* **Material**:
◇ ◇ ◇ ◇
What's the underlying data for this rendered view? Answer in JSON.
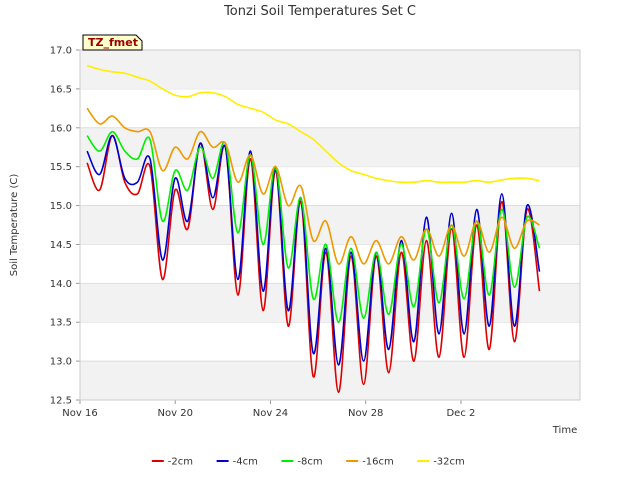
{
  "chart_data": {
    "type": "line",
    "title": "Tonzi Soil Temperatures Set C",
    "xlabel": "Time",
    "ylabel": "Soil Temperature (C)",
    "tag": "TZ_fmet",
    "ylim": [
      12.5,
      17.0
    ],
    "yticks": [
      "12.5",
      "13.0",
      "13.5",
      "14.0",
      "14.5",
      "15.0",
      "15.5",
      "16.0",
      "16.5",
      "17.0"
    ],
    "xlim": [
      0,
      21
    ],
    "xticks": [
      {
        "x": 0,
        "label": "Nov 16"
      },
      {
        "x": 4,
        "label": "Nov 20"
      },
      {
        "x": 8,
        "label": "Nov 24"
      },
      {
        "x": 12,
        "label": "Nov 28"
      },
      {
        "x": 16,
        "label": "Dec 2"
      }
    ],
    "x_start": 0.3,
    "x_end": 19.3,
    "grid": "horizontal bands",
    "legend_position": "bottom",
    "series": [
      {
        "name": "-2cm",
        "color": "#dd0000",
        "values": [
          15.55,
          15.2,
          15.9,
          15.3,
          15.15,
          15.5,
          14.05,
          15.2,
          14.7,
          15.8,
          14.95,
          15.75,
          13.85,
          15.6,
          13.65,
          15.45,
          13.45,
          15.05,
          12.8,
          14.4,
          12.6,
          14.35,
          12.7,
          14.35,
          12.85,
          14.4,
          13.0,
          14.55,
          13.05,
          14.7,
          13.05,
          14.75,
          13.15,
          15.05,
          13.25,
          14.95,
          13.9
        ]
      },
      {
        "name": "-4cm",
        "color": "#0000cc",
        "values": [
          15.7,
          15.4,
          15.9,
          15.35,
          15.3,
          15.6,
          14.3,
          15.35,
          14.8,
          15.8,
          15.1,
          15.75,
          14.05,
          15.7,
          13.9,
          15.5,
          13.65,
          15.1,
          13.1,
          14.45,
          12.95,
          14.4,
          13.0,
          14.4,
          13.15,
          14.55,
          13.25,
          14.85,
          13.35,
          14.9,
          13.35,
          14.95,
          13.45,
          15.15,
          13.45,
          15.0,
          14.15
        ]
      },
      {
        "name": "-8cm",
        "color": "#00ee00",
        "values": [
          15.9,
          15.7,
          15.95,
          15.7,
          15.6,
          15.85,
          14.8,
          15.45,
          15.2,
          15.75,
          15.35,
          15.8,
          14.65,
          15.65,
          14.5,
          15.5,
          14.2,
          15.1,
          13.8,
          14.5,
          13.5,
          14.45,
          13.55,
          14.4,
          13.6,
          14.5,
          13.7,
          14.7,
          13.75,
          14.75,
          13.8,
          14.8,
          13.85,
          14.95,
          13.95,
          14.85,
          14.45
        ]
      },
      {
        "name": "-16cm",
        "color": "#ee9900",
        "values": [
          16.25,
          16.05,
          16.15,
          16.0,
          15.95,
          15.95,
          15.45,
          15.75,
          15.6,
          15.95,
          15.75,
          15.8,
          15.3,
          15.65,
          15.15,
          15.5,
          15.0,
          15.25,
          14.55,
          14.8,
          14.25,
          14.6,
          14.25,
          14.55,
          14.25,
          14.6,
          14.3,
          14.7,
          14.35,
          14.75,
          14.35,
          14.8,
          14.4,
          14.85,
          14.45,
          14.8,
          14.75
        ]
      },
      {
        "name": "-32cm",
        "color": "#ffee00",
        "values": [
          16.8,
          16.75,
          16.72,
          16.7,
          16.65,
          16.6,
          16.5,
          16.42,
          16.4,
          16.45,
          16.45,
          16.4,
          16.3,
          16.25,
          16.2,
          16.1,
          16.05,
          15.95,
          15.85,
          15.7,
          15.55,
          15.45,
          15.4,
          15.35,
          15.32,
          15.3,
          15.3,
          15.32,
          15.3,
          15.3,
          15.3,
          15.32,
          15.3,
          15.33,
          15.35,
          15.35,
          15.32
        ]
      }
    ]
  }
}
◇ ◇ ◇ ◇
Look through the entries above and list every line containing "color".

        "color": "#dd0000",
        "color": "#0000cc",
        "color": "#00ee00",
        "color": "#ee9900",
        "color": "#ffee00",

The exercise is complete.